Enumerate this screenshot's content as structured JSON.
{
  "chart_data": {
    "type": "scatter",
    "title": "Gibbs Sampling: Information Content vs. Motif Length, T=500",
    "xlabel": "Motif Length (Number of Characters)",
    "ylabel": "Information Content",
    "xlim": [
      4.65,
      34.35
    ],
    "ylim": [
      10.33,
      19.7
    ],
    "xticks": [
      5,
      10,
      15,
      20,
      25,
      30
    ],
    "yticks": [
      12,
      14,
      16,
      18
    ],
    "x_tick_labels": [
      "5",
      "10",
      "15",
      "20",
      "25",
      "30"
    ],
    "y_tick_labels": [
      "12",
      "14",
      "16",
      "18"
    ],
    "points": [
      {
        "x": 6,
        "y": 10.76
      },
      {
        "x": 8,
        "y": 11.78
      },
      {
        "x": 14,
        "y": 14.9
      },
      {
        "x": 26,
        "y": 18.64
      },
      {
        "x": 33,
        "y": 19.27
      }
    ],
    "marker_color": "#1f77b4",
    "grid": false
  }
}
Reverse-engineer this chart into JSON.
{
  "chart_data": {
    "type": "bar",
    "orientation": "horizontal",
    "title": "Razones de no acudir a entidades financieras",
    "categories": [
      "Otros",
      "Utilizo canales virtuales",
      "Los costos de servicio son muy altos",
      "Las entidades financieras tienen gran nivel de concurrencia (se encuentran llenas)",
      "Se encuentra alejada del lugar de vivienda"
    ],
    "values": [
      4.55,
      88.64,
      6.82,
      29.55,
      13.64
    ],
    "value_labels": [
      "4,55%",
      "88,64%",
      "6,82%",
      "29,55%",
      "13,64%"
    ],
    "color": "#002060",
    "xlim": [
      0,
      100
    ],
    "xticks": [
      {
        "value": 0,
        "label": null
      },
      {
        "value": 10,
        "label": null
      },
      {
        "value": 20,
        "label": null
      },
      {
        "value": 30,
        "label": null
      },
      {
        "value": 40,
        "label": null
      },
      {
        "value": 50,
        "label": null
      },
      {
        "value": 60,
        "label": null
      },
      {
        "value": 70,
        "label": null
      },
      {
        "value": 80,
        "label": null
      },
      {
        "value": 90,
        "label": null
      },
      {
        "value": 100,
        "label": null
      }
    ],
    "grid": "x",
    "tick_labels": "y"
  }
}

•••

GOAL: Your task is to output the full set of records exactly as presented.

COMPLETE OUTPUT:
Enumerate this screenshot's content as structured JSON.
{
  "chart_data": {
    "type": "scatter",
    "title": "Gibbs Sampling: Information Content vs. Motif Length, T=500",
    "xlabel": "Motif Length (Number of Characters)",
    "ylabel": "Information Content",
    "xlim": [
      4.65,
      34.35
    ],
    "ylim": [
      10.33,
      19.7
    ],
    "xticks": [
      5,
      10,
      15,
      20,
      25,
      30
    ],
    "yticks": [
      12,
      14,
      16,
      18
    ],
    "x_tick_labels": [
      "5",
      "10",
      "15",
      "20",
      "25",
      "30"
    ],
    "y_tick_labels": [
      "12",
      "14",
      "16",
      "18"
    ],
    "points": [
      {
        "x": 6,
        "y": 10.76
      },
      {
        "x": 8,
        "y": 11.78
      },
      {
        "x": 14,
        "y": 14.9
      },
      {
        "x": 26,
        "y": 18.64
      },
      {
        "x": 33,
        "y": 19.27
      }
    ],
    "marker_color": "#1f77b4",
    "grid": false
  }
}
Reverse-engineer this chart into JSON.
{
  "chart_data": {
    "type": "bar",
    "orientation": "horizontal",
    "title": "Razones de no acudir a entidades financieras",
    "categories": [
      "Otros",
      "Utilizo canales virtuales",
      "Los costos de servicio son muy altos",
      "Las entidades financieras tienen gran nivel de concurrencia (se encuentran llenas)",
      "Se encuentra alejada del lugar de vivienda"
    ],
    "values": [
      4.55,
      88.64,
      6.82,
      29.55,
      13.64
    ],
    "value_labels": [
      "4,55%",
      "88,64%",
      "6,82%",
      "29,55%",
      "13,64%"
    ],
    "color": "#002060",
    "xlim": [
      0,
      100
    ],
    "xticks": [
      {
        "value": 0,
        "label": null
      },
      {
        "value": 10,
        "label": null
      },
      {
        "value": 20,
        "label": null
      },
      {
        "value": 30,
        "label": null
      },
      {
        "value": 40,
        "label": null
      },
      {
        "value": 50,
        "label": null
      },
      {
        "value": 60,
        "label": null
      },
      {
        "value": 70,
        "label": null
      },
      {
        "value": 80,
        "label": null
      },
      {
        "value": 90,
        "label": null
      },
      {
        "value": 100,
        "label": null
      }
    ],
    "grid": "x",
    "tick_labels": "y"
  }
}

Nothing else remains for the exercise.